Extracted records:
[Begin]

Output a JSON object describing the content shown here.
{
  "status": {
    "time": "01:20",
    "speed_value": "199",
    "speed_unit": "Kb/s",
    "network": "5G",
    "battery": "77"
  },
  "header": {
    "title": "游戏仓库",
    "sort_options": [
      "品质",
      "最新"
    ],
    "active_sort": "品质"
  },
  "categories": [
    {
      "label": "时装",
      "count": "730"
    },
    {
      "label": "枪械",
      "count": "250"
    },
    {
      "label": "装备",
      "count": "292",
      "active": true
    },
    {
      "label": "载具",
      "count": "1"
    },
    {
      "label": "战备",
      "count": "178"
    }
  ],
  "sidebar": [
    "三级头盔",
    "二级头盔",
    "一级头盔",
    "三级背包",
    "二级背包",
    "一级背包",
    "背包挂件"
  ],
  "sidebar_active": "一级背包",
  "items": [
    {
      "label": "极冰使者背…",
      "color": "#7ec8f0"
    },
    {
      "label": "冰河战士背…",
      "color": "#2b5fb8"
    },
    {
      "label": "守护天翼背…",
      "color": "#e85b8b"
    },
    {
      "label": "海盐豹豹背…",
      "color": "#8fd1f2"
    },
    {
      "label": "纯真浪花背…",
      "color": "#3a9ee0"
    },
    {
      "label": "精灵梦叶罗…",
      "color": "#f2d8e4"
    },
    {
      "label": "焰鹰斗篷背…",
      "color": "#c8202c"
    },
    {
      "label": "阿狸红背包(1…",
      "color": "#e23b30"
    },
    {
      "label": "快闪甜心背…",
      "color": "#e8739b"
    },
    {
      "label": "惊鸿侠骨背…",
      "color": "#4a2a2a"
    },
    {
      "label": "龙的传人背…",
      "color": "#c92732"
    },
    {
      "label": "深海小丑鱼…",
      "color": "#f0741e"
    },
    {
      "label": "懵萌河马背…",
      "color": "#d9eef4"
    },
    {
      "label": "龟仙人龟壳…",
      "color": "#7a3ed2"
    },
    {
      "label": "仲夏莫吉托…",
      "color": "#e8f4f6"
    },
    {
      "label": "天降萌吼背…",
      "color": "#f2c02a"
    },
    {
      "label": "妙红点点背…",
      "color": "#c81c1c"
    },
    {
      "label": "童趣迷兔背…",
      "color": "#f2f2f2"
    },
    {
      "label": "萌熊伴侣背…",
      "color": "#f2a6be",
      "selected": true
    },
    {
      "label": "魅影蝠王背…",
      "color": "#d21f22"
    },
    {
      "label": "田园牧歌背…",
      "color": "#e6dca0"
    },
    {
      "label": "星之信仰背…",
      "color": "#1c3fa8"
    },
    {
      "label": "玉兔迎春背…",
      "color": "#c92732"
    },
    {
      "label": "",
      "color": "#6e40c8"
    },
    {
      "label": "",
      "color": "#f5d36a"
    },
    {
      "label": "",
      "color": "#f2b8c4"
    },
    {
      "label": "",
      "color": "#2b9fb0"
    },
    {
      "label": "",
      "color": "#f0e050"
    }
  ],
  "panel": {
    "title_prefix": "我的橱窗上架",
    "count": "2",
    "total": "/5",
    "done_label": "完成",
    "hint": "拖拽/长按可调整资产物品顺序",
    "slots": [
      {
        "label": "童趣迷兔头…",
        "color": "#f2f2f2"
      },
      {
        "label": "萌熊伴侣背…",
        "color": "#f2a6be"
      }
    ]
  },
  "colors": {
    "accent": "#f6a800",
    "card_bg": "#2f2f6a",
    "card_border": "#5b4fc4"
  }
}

[End]

* GOAL *
Reproduce each line of the material containing the word "count".

* ANSWER TO THE PROBLEM *
      "count": "730"
      "count": "250"
      "count": "292",
      "count": "1"
      "count": "178"
    "count": "2",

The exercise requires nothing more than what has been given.